─── Stored records ───

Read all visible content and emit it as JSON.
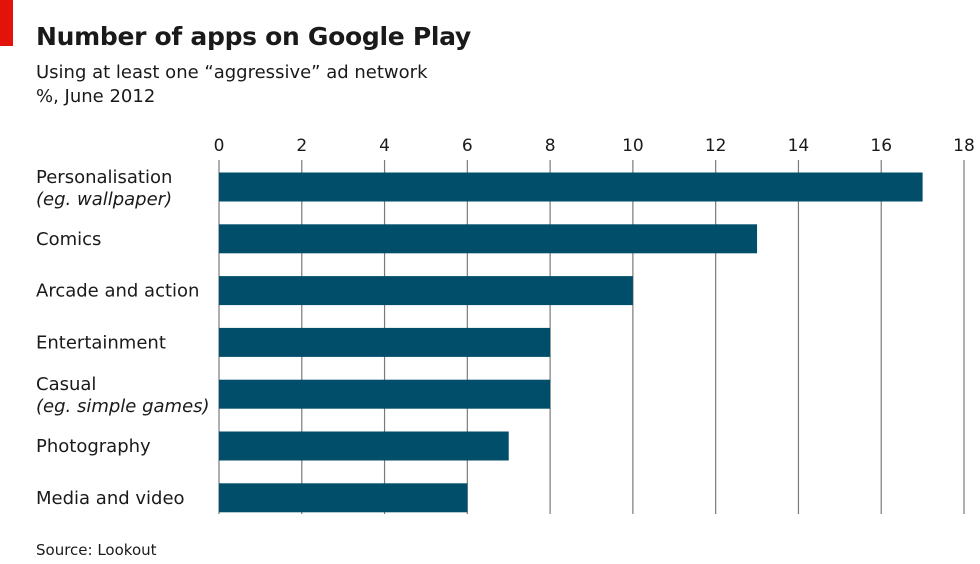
{
  "colors": {
    "accent": "#e3120b",
    "bar": "#004e6a",
    "grid": "#7a7a7a"
  },
  "header": {
    "title": "Number of apps on Google Play",
    "subtitle_line1": "Using at least one “aggressive” ad network",
    "subtitle_line2": "%, June 2012"
  },
  "footer": {
    "source": "Source: Lookout"
  },
  "chart_data": {
    "type": "bar",
    "orientation": "horizontal",
    "title": "Number of apps on Google Play",
    "subtitle": "Using at least one “aggressive” ad network",
    "unit": "%, June 2012",
    "xlabel": "",
    "ylabel": "",
    "xlim": [
      0,
      18
    ],
    "xticks": [
      0,
      2,
      4,
      6,
      8,
      10,
      12,
      14,
      16,
      18
    ],
    "tick_labels": [
      "0",
      "2",
      "4",
      "6",
      "8",
      "10",
      "12",
      "14",
      "16",
      "18"
    ],
    "xaxis_position": "top",
    "grid": true,
    "legend": "none",
    "categories": [
      {
        "label": "Personalisation",
        "sublabel": "(eg. wallpaper)",
        "value": 17
      },
      {
        "label": "Comics",
        "sublabel": "",
        "value": 13
      },
      {
        "label": "Arcade and action",
        "sublabel": "",
        "value": 10
      },
      {
        "label": "Entertainment",
        "sublabel": "",
        "value": 8
      },
      {
        "label": "Casual",
        "sublabel": "(eg. simple games)",
        "value": 8
      },
      {
        "label": "Photography",
        "sublabel": "",
        "value": 7
      },
      {
        "label": "Media and video",
        "sublabel": "",
        "value": 6
      }
    ],
    "source": "Source: Lookout"
  }
}
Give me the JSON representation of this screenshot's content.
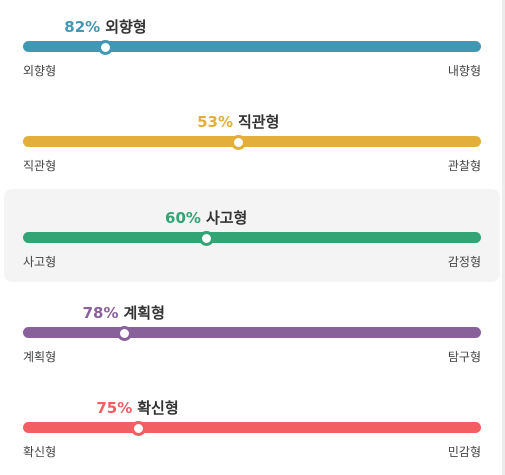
{
  "traits": [
    {
      "id": "energy",
      "percent": "82%",
      "value": 82,
      "type": "외향형",
      "left": "외향형",
      "right": "내향형",
      "color": "#4298b4",
      "active": false
    },
    {
      "id": "mind",
      "percent": "53%",
      "value": 53,
      "type": "직관형",
      "left": "직관형",
      "right": "관찰형",
      "color": "#e4ae3a",
      "active": false
    },
    {
      "id": "nature",
      "percent": "60%",
      "value": 60,
      "type": "사고형",
      "left": "사고형",
      "right": "감정형",
      "color": "#33a474",
      "active": true
    },
    {
      "id": "tactics",
      "percent": "78%",
      "value": 78,
      "type": "계획형",
      "left": "계획형",
      "right": "탐구형",
      "color": "#88619a",
      "active": false
    },
    {
      "id": "identity",
      "percent": "75%",
      "value": 75,
      "type": "확신형",
      "left": "확신형",
      "right": "민감형",
      "color": "#f25e62",
      "active": false
    }
  ]
}
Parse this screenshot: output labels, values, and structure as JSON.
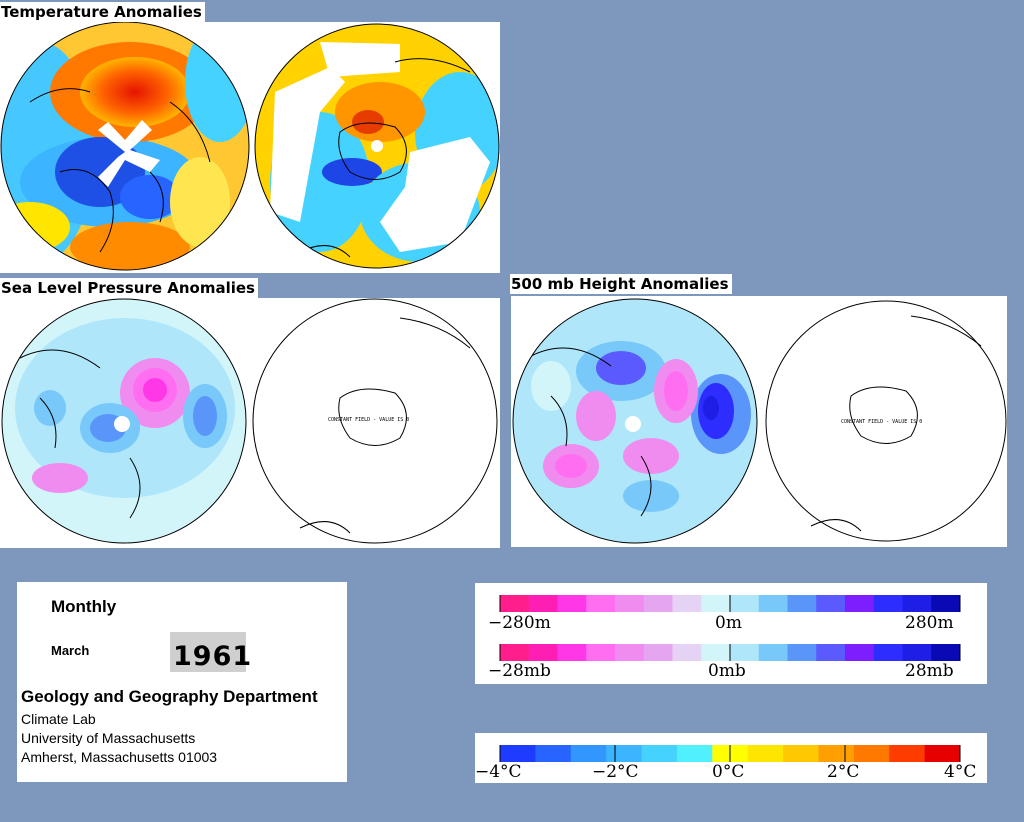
{
  "sections": {
    "temperature": {
      "title": "Temperature Anomalies"
    },
    "slp": {
      "title": "Sea Level Pressure Anomalies",
      "constant_field_note": "CONSTANT FIELD - VALUE IS 0"
    },
    "height500": {
      "title": "500 mb Height Anomalies",
      "constant_field_note": "CONSTANT FIELD - VALUE IS 0"
    }
  },
  "info": {
    "period": "Monthly",
    "month": "March",
    "year": "1961",
    "department": "Geology and Geography Department",
    "lab": "Climate Lab",
    "university": "University of Massachusetts",
    "address": "Amherst, Massachusetts 01003"
  },
  "legends": {
    "height": {
      "min": "−280m",
      "mid": "0m",
      "max": "280m"
    },
    "pressure": {
      "min": "−28mb",
      "mid": "0mb",
      "max": "28mb"
    },
    "temperature": {
      "t1": "−4°C",
      "t2": "−2°C",
      "t3": "0°C",
      "t4": "2°C",
      "t5": "4°C"
    }
  },
  "colors": {
    "background": "#7d97bd",
    "anomaly_scale": [
      "#ff1e8c",
      "#ff1eb4",
      "#ff37e6",
      "#ff6ef0",
      "#f08cf0",
      "#e6a5f0",
      "#e6d2f5",
      "#d2f5fa",
      "#afe6fa",
      "#78c8fa",
      "#5a96fa",
      "#5a5aff",
      "#7d1eff",
      "#2d2dff",
      "#1e1ee6",
      "#0a0ab4"
    ],
    "temperature_scale": [
      "#1e3cff",
      "#2864ff",
      "#3296ff",
      "#3cb4ff",
      "#46d2ff",
      "#50f0ff",
      "#ffff00",
      "#ffe600",
      "#ffc800",
      "#ffa000",
      "#ff7800",
      "#ff3c00",
      "#e60000"
    ]
  }
}
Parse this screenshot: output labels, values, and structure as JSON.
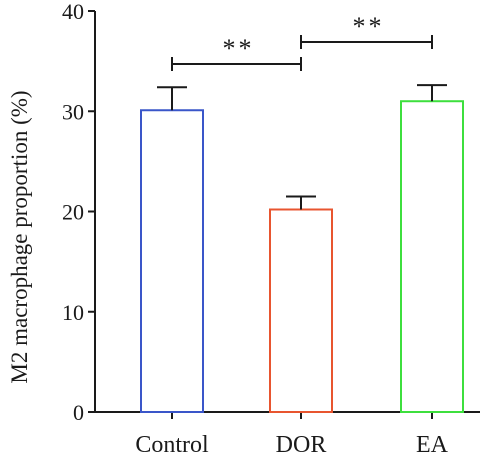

───

> **Problem to solve**:
Using the material above, retype each entry exactly and omit the pictures.

> **Written solution**:
Read all visible content and emit it as JSON.
{
  "colors": {
    "accent": "#e3120b",
    "bar": "#004e6a",
    "grid": "#7a7a7a"
  },
  "header": {
    "title": "Number of apps on Google Play",
    "subtitle_line1": "Using at least one “aggressive” ad network",
    "subtitle_line2": "%, June 2012"
  },
  "footer": {
    "source": "Source: Lookout"
  },
  "chart_data": {
    "type": "bar",
    "orientation": "horizontal",
    "title": "Number of apps on Google Play",
    "subtitle": "Using at least one “aggressive” ad network",
    "unit": "%, June 2012",
    "xlabel": "",
    "ylabel": "",
    "xlim": [
      0,
      18
    ],
    "xticks": [
      0,
      2,
      4,
      6,
      8,
      10,
      12,
      14,
      16,
      18
    ],
    "tick_labels": [
      "0",
      "2",
      "4",
      "6",
      "8",
      "10",
      "12",
      "14",
      "16",
      "18"
    ],
    "xaxis_position": "top",
    "grid": true,
    "legend": "none",
    "categories": [
      {
        "label": "Personalisation",
        "sublabel": "(eg. wallpaper)",
        "value": 17
      },
      {
        "label": "Comics",
        "sublabel": "",
        "value": 13
      },
      {
        "label": "Arcade and action",
        "sublabel": "",
        "value": 10
      },
      {
        "label": "Entertainment",
        "sublabel": "",
        "value": 8
      },
      {
        "label": "Casual",
        "sublabel": "(eg. simple games)",
        "value": 8
      },
      {
        "label": "Photography",
        "sublabel": "",
        "value": 7
      },
      {
        "label": "Media and video",
        "sublabel": "",
        "value": 6
      }
    ],
    "source": "Source: Lookout"
  }
}
Give me the JSON representation of this screenshot's content.
{
  "traits": [
    {
      "id": "energy",
      "percent": "82%",
      "value": 82,
      "type": "외향형",
      "left": "외향형",
      "right": "내향형",
      "color": "#4298b4",
      "active": false
    },
    {
      "id": "mind",
      "percent": "53%",
      "value": 53,
      "type": "직관형",
      "left": "직관형",
      "right": "관찰형",
      "color": "#e4ae3a",
      "active": false
    },
    {
      "id": "nature",
      "percent": "60%",
      "value": 60,
      "type": "사고형",
      "left": "사고형",
      "right": "감정형",
      "color": "#33a474",
      "active": true
    },
    {
      "id": "tactics",
      "percent": "78%",
      "value": 78,
      "type": "계획형",
      "left": "계획형",
      "right": "탐구형",
      "color": "#88619a",
      "active": false
    },
    {
      "id": "identity",
      "percent": "75%",
      "value": 75,
      "type": "확신형",
      "left": "확신형",
      "right": "민감형",
      "color": "#f25e62",
      "active": false
    }
  ]
}
Parse this screenshot: output labels, values, and structure as JSON.
{
  "sections": {
    "temperature": {
      "title": "Temperature Anomalies"
    },
    "slp": {
      "title": "Sea Level Pressure Anomalies",
      "constant_field_note": "CONSTANT FIELD - VALUE IS 0"
    },
    "height500": {
      "title": "500 mb Height Anomalies",
      "constant_field_note": "CONSTANT FIELD - VALUE IS 0"
    }
  },
  "info": {
    "period": "Monthly",
    "month": "March",
    "year": "1961",
    "department": "Geology and Geography Department",
    "lab": "Climate Lab",
    "university": "University of Massachusetts",
    "address": "Amherst, Massachusetts 01003"
  },
  "legends": {
    "height": {
      "min": "−280m",
      "mid": "0m",
      "max": "280m"
    },
    "pressure": {
      "min": "−28mb",
      "mid": "0mb",
      "max": "28mb"
    },
    "temperature": {
      "t1": "−4°C",
      "t2": "−2°C",
      "t3": "0°C",
      "t4": "2°C",
      "t5": "4°C"
    }
  },
  "colors": {
    "background": "#7d97bd",
    "anomaly_scale": [
      "#ff1e8c",
      "#ff1eb4",
      "#ff37e6",
      "#ff6ef0",
      "#f08cf0",
      "#e6a5f0",
      "#e6d2f5",
      "#d2f5fa",
      "#afe6fa",
      "#78c8fa",
      "#5a96fa",
      "#5a5aff",
      "#7d1eff",
      "#2d2dff",
      "#1e1ee6",
      "#0a0ab4"
    ],
    "temperature_scale": [
      "#1e3cff",
      "#2864ff",
      "#3296ff",
      "#3cb4ff",
      "#46d2ff",
      "#50f0ff",
      "#ffff00",
      "#ffe600",
      "#ffc800",
      "#ffa000",
      "#ff7800",
      "#ff3c00",
      "#e60000"
    ]
  }
}
Parse this screenshot: output labels, values, and structure as JSON.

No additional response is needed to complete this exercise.